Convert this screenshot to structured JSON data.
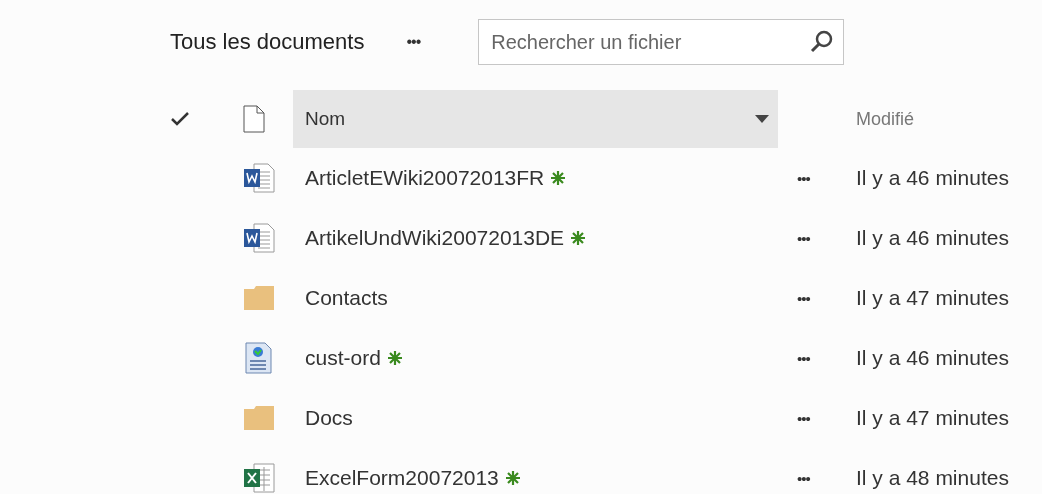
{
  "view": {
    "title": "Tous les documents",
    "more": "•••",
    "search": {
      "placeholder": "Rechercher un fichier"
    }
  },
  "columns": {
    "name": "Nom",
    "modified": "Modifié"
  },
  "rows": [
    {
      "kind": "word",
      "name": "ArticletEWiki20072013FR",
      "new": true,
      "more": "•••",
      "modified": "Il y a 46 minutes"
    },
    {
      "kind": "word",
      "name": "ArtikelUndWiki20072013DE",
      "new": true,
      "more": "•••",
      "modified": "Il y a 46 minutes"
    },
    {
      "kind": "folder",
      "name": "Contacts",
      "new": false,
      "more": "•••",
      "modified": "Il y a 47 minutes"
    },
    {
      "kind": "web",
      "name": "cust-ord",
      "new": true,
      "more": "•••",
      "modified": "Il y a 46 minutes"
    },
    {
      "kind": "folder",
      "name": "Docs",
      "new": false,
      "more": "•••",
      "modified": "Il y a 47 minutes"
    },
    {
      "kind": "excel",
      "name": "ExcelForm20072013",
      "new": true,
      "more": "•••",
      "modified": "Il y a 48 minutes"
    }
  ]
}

------------------------------------------------------------------------

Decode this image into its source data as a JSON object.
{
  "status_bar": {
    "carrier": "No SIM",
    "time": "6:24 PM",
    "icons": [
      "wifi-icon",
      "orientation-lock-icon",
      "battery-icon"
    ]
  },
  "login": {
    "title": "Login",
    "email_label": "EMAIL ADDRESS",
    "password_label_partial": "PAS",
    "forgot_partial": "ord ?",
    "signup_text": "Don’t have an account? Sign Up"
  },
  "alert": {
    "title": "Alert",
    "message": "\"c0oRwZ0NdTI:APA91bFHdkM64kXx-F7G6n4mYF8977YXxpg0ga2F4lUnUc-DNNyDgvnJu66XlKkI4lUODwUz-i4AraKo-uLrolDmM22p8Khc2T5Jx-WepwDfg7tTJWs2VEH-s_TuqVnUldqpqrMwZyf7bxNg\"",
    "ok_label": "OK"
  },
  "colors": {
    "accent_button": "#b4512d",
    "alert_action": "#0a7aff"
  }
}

------------------------------------------------------------------------

- CHALLENGE: Scan the entries above for the word "data" and collect each line holding it.

- EXPECTED OUTPUT:
Convert this screenshot to structured JSON data.
Decode this image into its source data as a JSON object.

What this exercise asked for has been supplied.